Problem -> Take every line where the string "Kodeks" appears and copy it.

○ ○ ○ ○ ○

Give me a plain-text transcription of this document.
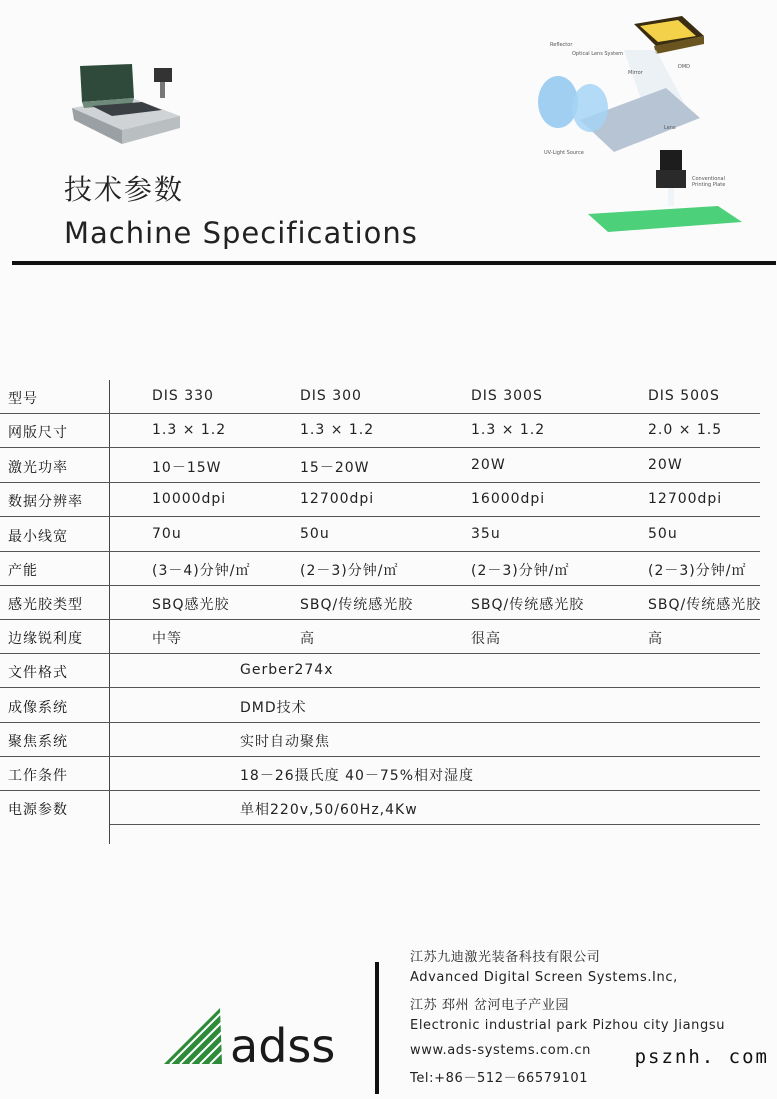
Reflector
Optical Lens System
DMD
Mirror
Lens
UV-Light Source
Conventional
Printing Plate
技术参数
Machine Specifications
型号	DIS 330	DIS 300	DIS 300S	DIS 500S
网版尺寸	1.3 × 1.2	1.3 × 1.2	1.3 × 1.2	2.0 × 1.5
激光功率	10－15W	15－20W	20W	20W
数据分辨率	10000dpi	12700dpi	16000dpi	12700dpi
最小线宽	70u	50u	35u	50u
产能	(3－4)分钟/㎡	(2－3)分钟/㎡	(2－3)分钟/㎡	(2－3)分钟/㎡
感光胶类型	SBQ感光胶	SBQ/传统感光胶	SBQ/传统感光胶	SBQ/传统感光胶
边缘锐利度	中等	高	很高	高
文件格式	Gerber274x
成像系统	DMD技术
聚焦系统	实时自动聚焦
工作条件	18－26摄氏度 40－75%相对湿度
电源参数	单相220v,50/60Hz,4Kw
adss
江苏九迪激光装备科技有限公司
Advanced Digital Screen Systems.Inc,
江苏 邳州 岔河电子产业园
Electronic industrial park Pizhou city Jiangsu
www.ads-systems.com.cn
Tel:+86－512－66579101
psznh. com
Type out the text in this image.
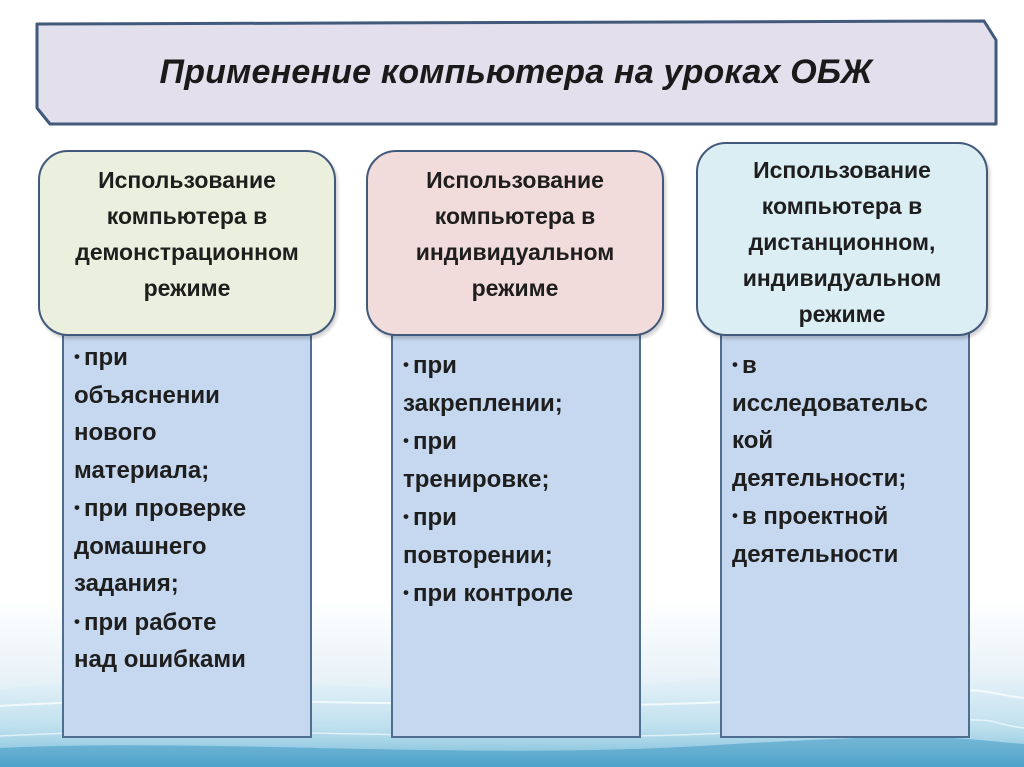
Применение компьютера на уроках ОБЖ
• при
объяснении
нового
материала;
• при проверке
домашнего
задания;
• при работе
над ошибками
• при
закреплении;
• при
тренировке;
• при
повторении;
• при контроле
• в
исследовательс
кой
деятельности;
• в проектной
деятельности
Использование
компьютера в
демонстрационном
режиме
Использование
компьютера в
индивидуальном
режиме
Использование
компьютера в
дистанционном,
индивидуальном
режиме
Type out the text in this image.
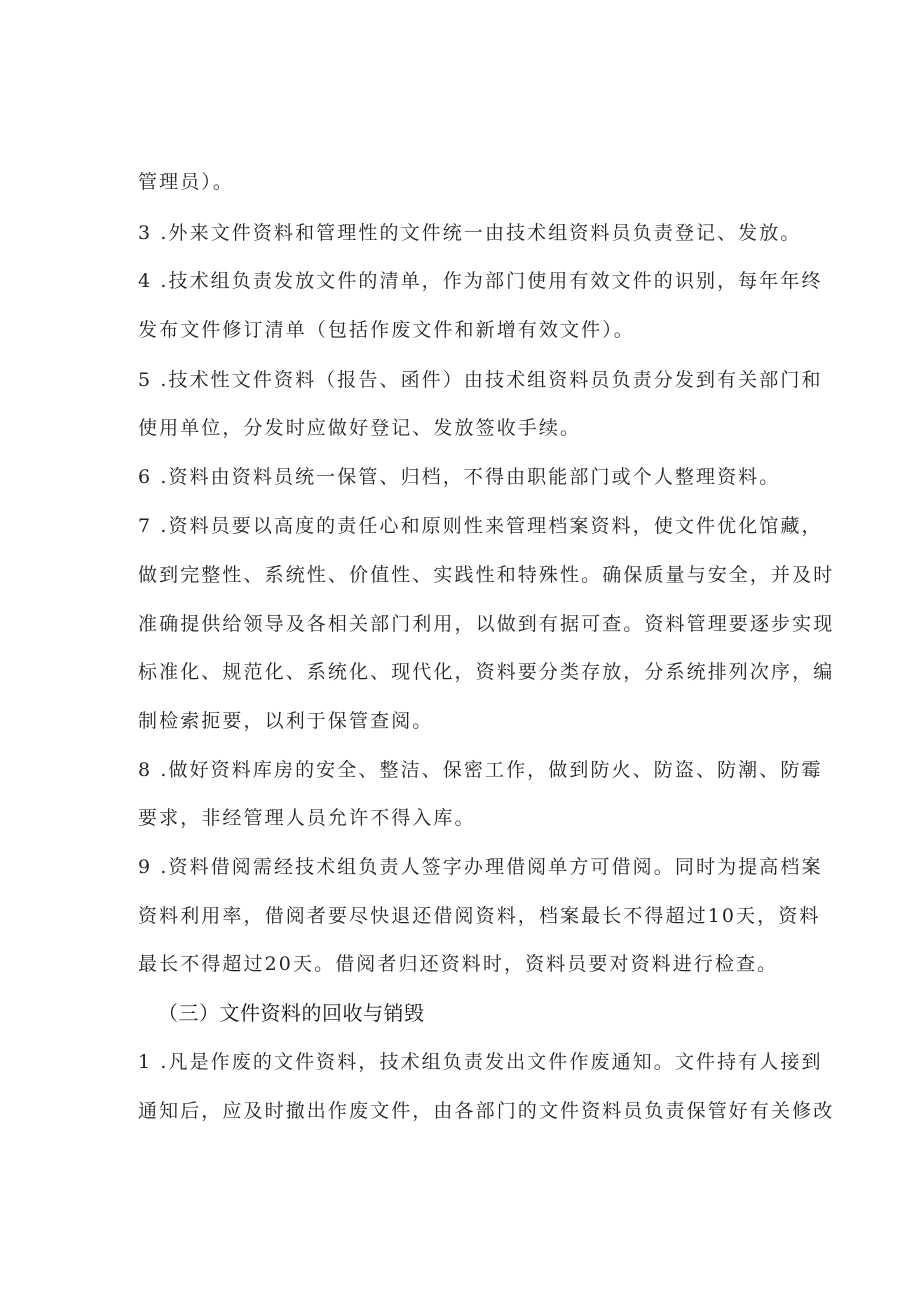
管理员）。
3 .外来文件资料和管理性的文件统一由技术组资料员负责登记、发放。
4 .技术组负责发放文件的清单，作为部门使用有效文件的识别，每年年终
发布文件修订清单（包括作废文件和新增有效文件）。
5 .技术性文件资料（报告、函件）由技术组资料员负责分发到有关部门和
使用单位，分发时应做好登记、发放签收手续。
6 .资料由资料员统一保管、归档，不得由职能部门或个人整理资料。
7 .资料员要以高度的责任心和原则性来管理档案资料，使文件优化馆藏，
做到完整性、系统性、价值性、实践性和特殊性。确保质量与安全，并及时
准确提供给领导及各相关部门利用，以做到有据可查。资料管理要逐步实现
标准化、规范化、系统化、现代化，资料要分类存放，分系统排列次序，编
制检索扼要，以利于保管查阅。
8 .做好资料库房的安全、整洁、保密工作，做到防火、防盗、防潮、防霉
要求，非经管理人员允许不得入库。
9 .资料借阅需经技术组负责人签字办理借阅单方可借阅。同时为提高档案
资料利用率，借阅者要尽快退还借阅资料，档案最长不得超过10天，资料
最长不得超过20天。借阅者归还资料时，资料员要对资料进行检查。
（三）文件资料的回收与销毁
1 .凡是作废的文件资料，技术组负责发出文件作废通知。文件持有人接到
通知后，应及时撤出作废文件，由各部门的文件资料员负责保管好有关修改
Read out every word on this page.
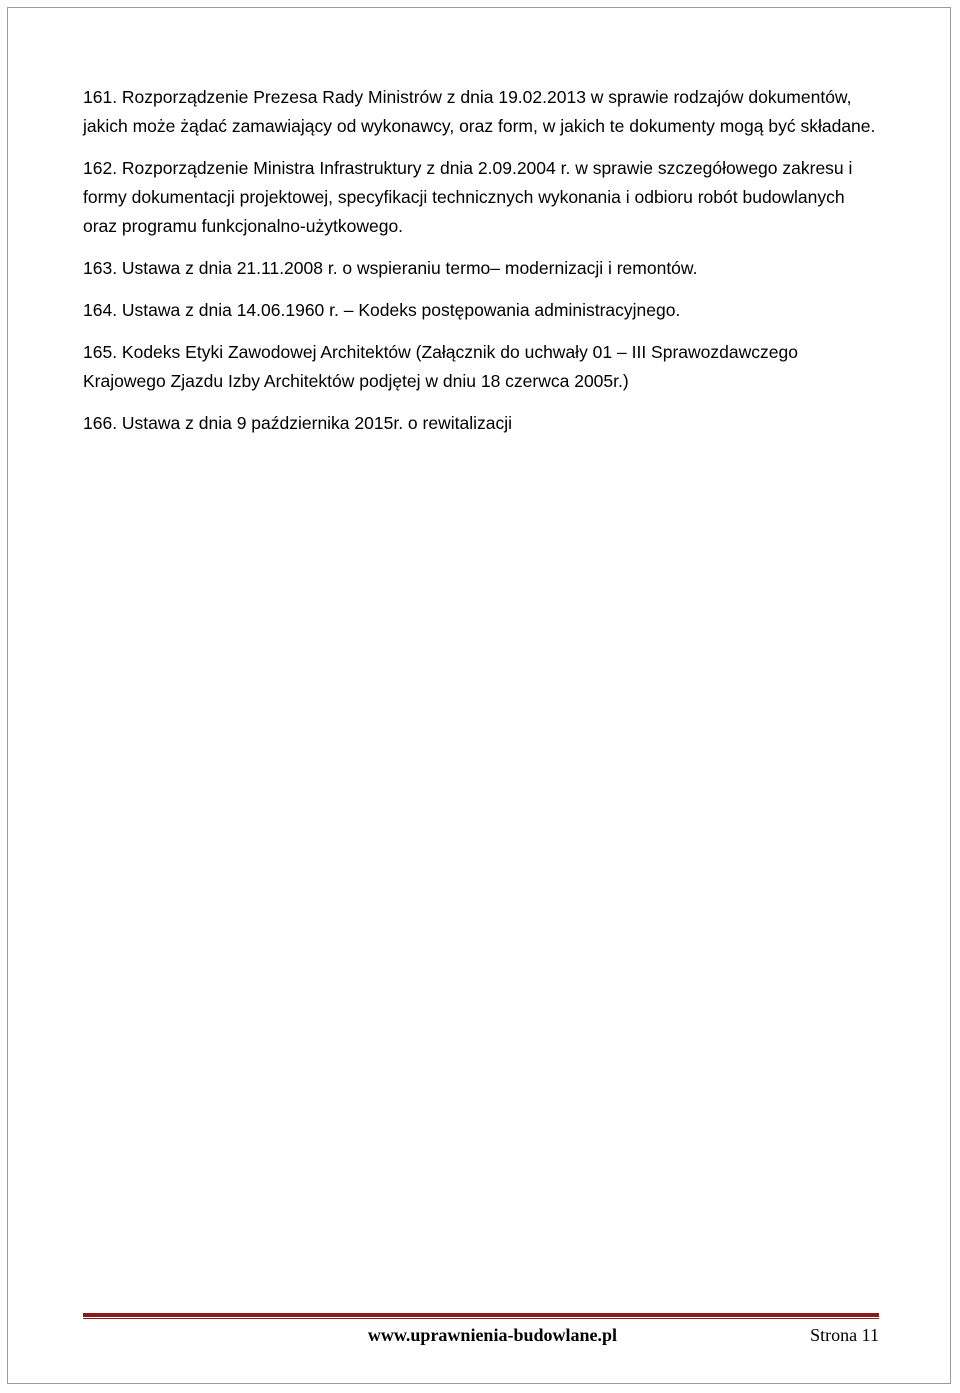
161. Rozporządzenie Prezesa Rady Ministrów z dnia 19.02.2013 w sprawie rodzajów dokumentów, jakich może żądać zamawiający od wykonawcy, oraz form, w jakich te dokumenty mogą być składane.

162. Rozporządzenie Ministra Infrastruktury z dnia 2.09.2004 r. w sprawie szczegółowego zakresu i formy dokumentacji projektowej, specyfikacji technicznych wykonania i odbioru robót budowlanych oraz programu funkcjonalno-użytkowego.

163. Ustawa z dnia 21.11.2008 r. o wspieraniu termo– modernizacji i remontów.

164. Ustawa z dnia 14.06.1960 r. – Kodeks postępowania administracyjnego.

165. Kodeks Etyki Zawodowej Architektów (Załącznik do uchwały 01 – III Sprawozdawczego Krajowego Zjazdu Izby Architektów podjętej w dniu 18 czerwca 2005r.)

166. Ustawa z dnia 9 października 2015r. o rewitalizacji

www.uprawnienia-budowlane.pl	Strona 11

○ ○ ○ ○ ○

Solved problem ->
164. Ustawa z dnia 14.06.1960 r. – Kodeks postępowania administracyjnego.
165. Kodeks Etyki Zawodowej Architektów (Załącznik do uchwały 01 – III Sprawozdawczego Krajowego Zjazdu Izby Architektów podjętej w dniu 18 czerwca 2005r.)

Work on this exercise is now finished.